— start Information given —
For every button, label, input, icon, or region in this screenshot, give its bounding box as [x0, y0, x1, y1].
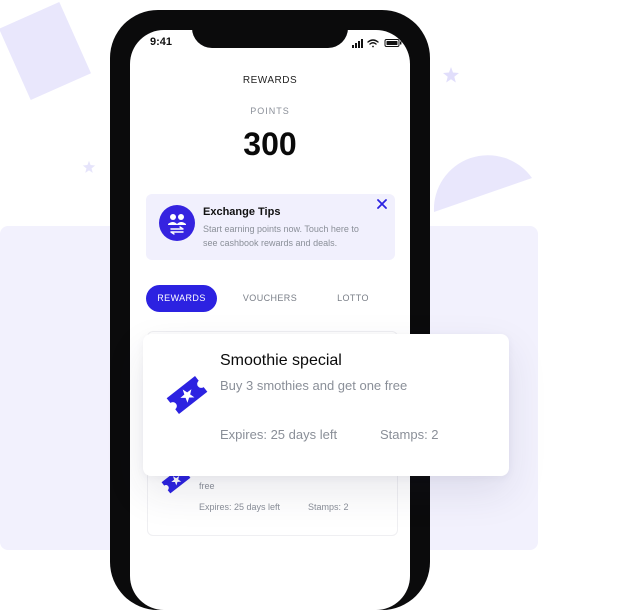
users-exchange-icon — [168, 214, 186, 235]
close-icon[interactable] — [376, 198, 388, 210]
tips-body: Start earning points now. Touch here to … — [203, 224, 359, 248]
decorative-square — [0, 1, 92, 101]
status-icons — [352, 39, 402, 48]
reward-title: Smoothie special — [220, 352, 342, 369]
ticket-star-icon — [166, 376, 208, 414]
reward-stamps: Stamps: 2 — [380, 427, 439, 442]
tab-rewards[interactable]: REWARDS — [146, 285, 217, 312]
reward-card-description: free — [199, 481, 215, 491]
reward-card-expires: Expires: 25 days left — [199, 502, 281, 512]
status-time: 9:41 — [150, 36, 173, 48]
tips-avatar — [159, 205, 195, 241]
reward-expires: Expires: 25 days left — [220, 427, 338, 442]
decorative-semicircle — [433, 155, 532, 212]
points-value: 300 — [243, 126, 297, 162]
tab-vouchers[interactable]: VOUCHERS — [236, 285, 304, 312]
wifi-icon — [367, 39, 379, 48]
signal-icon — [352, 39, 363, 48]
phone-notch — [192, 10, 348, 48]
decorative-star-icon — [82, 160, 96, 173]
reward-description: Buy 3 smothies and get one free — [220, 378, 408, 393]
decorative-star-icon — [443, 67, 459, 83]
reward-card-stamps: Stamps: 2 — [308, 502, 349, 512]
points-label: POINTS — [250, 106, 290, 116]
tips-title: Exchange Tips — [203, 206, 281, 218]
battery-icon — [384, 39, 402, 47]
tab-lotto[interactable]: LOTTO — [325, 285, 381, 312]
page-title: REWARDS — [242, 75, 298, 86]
— end Information given —
— start Information given —
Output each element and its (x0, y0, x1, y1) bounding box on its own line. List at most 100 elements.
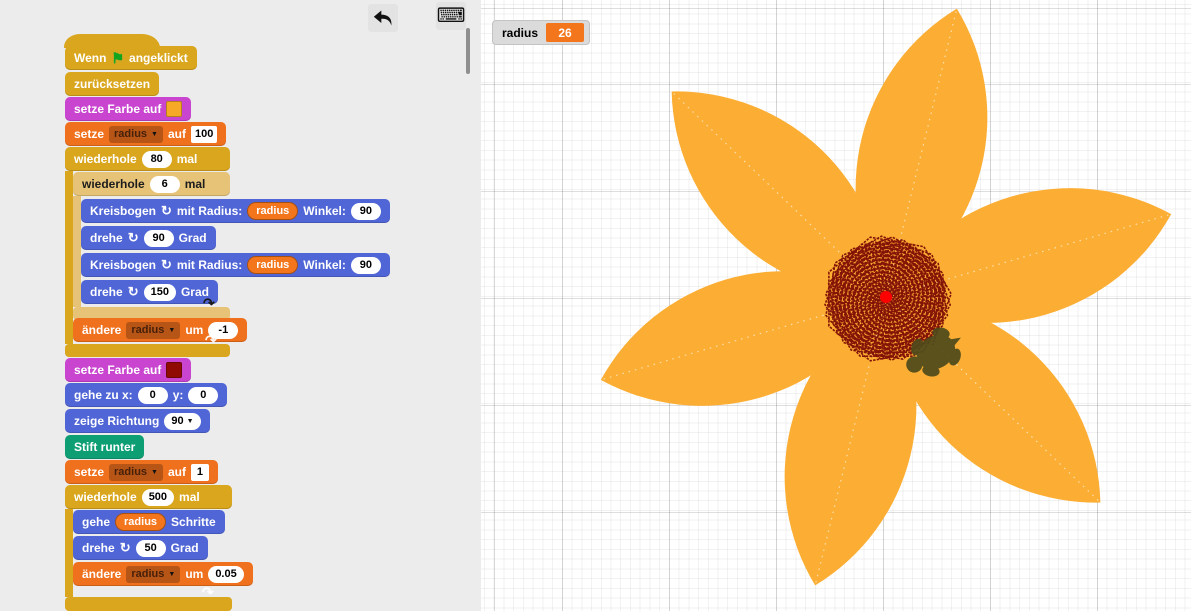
— end Information given —
— start Information given —
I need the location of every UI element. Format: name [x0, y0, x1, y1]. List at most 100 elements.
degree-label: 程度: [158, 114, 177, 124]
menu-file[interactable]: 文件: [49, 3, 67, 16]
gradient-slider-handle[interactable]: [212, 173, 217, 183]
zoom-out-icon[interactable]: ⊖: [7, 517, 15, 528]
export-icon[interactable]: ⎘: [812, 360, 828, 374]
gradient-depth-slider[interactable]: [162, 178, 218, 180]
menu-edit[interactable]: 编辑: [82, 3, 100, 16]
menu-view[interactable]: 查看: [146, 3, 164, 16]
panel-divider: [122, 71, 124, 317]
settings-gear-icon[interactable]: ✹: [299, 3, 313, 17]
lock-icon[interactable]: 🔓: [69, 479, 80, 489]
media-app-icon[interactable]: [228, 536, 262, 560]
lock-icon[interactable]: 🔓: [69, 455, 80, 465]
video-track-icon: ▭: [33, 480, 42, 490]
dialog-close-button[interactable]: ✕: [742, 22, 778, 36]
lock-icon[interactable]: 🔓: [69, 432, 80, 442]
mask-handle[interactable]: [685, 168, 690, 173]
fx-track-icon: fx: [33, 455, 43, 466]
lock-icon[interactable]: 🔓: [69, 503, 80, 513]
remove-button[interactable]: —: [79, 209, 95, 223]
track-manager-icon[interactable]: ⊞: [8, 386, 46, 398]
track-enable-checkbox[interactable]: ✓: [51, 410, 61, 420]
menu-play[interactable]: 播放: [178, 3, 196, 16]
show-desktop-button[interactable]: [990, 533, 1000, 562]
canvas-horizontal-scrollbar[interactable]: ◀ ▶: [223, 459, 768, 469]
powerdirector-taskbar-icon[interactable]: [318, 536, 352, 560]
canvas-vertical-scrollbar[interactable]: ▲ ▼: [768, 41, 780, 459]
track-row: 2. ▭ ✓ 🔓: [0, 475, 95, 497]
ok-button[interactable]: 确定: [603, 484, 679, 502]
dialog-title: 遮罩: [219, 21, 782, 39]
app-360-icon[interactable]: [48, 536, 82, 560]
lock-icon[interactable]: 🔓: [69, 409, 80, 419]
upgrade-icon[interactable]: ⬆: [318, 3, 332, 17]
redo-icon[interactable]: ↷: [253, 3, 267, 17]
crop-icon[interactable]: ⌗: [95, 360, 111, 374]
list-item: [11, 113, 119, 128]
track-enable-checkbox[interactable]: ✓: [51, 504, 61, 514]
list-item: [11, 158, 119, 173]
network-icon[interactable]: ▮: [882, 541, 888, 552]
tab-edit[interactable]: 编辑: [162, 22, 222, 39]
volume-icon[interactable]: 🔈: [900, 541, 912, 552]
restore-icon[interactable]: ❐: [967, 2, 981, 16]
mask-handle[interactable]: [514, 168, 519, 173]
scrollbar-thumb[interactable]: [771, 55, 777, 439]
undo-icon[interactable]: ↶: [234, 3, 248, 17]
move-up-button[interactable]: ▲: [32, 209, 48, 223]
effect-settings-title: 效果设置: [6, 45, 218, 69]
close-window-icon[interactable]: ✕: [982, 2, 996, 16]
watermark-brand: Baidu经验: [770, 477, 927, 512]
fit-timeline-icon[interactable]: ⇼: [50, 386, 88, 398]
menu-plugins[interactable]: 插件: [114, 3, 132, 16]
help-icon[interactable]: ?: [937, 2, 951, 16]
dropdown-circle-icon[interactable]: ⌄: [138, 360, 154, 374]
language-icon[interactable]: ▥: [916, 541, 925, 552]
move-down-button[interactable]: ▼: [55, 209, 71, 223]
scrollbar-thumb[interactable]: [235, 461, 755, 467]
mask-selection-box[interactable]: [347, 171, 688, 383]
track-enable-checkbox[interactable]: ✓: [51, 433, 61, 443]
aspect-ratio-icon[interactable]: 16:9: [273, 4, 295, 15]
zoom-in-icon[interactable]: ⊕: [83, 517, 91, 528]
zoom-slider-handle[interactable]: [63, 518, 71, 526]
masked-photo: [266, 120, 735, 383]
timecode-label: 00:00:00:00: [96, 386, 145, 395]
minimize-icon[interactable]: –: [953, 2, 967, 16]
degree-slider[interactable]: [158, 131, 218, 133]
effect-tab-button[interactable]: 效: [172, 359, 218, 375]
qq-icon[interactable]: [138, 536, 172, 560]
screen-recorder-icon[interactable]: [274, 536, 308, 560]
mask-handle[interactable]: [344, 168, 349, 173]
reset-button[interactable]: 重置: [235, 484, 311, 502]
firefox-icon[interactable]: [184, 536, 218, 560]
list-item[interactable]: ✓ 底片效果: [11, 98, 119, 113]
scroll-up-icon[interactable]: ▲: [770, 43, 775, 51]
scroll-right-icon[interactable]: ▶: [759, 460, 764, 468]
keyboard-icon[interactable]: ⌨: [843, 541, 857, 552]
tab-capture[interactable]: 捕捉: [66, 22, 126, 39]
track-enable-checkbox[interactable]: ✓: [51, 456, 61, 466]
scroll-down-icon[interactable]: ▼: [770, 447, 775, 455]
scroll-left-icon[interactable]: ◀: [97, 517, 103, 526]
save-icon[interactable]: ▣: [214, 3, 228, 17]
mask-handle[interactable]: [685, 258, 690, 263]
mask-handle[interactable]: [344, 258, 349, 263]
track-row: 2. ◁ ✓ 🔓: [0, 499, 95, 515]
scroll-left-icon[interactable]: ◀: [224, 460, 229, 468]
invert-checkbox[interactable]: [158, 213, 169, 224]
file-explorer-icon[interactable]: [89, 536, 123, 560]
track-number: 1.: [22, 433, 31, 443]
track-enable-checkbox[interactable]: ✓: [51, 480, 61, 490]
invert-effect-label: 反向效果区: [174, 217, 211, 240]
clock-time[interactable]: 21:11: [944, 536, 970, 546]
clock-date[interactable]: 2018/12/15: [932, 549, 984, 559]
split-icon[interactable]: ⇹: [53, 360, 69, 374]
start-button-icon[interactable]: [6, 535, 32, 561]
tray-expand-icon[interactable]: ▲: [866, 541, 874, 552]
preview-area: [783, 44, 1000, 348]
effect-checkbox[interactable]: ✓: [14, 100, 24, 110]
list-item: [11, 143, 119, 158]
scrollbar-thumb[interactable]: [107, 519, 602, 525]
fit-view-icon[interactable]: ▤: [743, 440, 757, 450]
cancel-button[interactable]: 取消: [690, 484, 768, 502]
— end Information given —
Task goal: Write out, as a numbered list, the stretch of the entries from the line containing "For every button, label, input, icon, or" through the line containing "points-label: POINTS — [250, 106, 290, 116]", leaving out blank lines and any pictures.

Solution to the exercise:
1. For every button, label, input, icon, or region in this screenshot, give its bounding box as [x0, y0, x1, y1].
2. users-exchange-icon — [168, 214, 186, 235]
3. close-icon[interactable] — [376, 198, 388, 210]
4. tips-body: Start earning points now. Touch here to … — [203, 224, 359, 248]
5. decorative-square — [0, 1, 92, 101]
6. status-icons — [352, 39, 402, 48]
7. reward-title: Smoothie special — [220, 352, 342, 369]
8. ticket-star-icon — [166, 376, 208, 414]
9. reward-stamps: Stamps: 2 — [380, 427, 439, 442]
10. tab-rewards[interactable]: REWARDS — [146, 285, 217, 312]
11. reward-card-description: free — [199, 481, 215, 491]
12. reward-card-expires: Expires: 25 days left — [199, 502, 281, 512]
13. status-time: 9:41 — [150, 36, 173, 48]
14. tips-avatar — [159, 205, 195, 241]
15. reward-expires: Expires: 25 days left — [220, 427, 338, 442]
16. decorative-semicircle — [433, 155, 532, 212]
17. points-value: 300 — [243, 126, 297, 162]
18. tab-vouchers[interactable]: VOUCHERS — [236, 285, 304, 312]
19. wifi-icon — [367, 39, 379, 48]
20. signal-icon — [352, 39, 363, 48]
21. phone-notch — [192, 10, 348, 48]
22. decorative-star-icon — [82, 160, 96, 173]
23. reward-description: Buy 3 smothies and get one free — [220, 378, 408, 393]
24. decorative-star-icon — [443, 67, 459, 83]
25. reward-card-stamps: Stamps: 2 — [308, 502, 349, 512]
26. points-label: POINTS — [250, 106, 290, 116]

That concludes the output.